Stored records
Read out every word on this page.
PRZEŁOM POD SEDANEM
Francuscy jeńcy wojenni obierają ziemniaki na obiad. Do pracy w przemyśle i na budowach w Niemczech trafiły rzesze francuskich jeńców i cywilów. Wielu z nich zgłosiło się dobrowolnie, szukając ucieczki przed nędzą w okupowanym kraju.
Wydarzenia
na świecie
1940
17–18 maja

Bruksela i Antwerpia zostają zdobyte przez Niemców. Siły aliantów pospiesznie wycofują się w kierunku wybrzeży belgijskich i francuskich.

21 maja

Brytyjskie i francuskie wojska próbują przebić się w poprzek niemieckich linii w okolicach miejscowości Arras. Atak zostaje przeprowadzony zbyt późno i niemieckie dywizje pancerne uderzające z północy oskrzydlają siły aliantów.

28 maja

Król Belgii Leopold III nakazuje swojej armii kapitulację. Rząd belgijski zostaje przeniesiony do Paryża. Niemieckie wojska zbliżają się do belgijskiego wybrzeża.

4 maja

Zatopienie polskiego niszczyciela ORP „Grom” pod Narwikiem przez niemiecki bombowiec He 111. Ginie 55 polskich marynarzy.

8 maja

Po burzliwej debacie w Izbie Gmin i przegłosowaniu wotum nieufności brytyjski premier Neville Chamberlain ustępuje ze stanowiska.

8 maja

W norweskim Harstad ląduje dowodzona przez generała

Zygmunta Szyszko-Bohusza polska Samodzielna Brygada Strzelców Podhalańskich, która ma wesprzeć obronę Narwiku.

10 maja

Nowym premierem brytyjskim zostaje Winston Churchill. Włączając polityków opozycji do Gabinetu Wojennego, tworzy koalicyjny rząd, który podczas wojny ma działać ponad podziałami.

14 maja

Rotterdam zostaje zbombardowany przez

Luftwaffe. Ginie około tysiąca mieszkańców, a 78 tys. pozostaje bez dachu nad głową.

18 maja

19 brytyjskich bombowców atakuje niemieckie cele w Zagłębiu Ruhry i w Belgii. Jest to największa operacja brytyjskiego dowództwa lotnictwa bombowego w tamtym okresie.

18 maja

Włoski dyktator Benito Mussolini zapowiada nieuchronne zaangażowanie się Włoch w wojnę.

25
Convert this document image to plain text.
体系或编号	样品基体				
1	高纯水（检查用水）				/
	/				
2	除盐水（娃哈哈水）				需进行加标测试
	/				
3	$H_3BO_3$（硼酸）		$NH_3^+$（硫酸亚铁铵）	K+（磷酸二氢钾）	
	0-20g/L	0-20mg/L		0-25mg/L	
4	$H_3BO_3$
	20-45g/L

- **Problem to solve**
Repeat all of the records above exactly as written.

- **Correct response**
Read out every word on this page.
PRZEŁOM POD SEDANEM
Francuscy jeńcy wojenni obierają ziemniaki na obiad. Do pracy w przemyśle i na budowach w Niemczech trafiły rzesze francuskich jeńców i cywilów. Wielu z nich zgłosiło się dobrowolnie, szukając ucieczki przed nędzą w okupowanym kraju.
Wydarzenia
na świecie
1940
17–18 maja

Bruksela i Antwerpia zostają zdobyte przez Niemców. Siły aliantów pospiesznie wycofują się w kierunku wybrzeży belgijskich i francuskich.

21 maja

Brytyjskie i francuskie wojska próbują przebić się w poprzek niemieckich linii w okolicach miejscowości Arras. Atak zostaje przeprowadzony zbyt późno i niemieckie dywizje pancerne uderzające z północy oskrzydlają siły aliantów.

28 maja

Król Belgii Leopold III nakazuje swojej armii kapitulację. Rząd belgijski zostaje przeniesiony do Paryża. Niemieckie wojska zbliżają się do belgijskiego wybrzeża.

4 maja

Zatopienie polskiego niszczyciela ORP „Grom” pod Narwikiem przez niemiecki bombowiec He 111. Ginie 55 polskich marynarzy.

8 maja

Po burzliwej debacie w Izbie Gmin i przegłosowaniu wotum nieufności brytyjski premier Neville Chamberlain ustępuje ze stanowiska.

8 maja

W norweskim Harstad ląduje dowodzona przez generała

Zygmunta Szyszko-Bohusza polska Samodzielna Brygada Strzelców Podhalańskich, która ma wesprzeć obronę Narwiku.

10 maja

Nowym premierem brytyjskim zostaje Winston Churchill. Włączając polityków opozycji do Gabinetu Wojennego, tworzy koalicyjny rząd, który podczas wojny ma działać ponad podziałami.

14 maja

Rotterdam zostaje zbombardowany przez

Luftwaffe. Ginie około tysiąca mieszkańców, a 78 tys. pozostaje bez dachu nad głową.

18 maja

19 brytyjskich bombowców atakuje niemieckie cele w Zagłębiu Ruhry i w Belgii. Jest to największa operacja brytyjskiego dowództwa lotnictwa bombowego w tamtym okresie.

18 maja

Włoski dyktator Benito Mussolini zapowiada nieuchronne zaangażowanie się Włoch w wojnę.

25
Convert this document image to plain text.
体系或编号	样品基体				
1	高纯水（检查用水）				/
	/				
2	除盐水（娃哈哈水）				需进行加标测试
	/				
3	$H_3BO_3$（硼酸）		$NH_3^+$（硫酸亚铁铵）	K+（磷酸二氢钾）	
	0-20g/L	0-20mg/L		0-25mg/L	
4	$H_3BO_3$
	20-45g/L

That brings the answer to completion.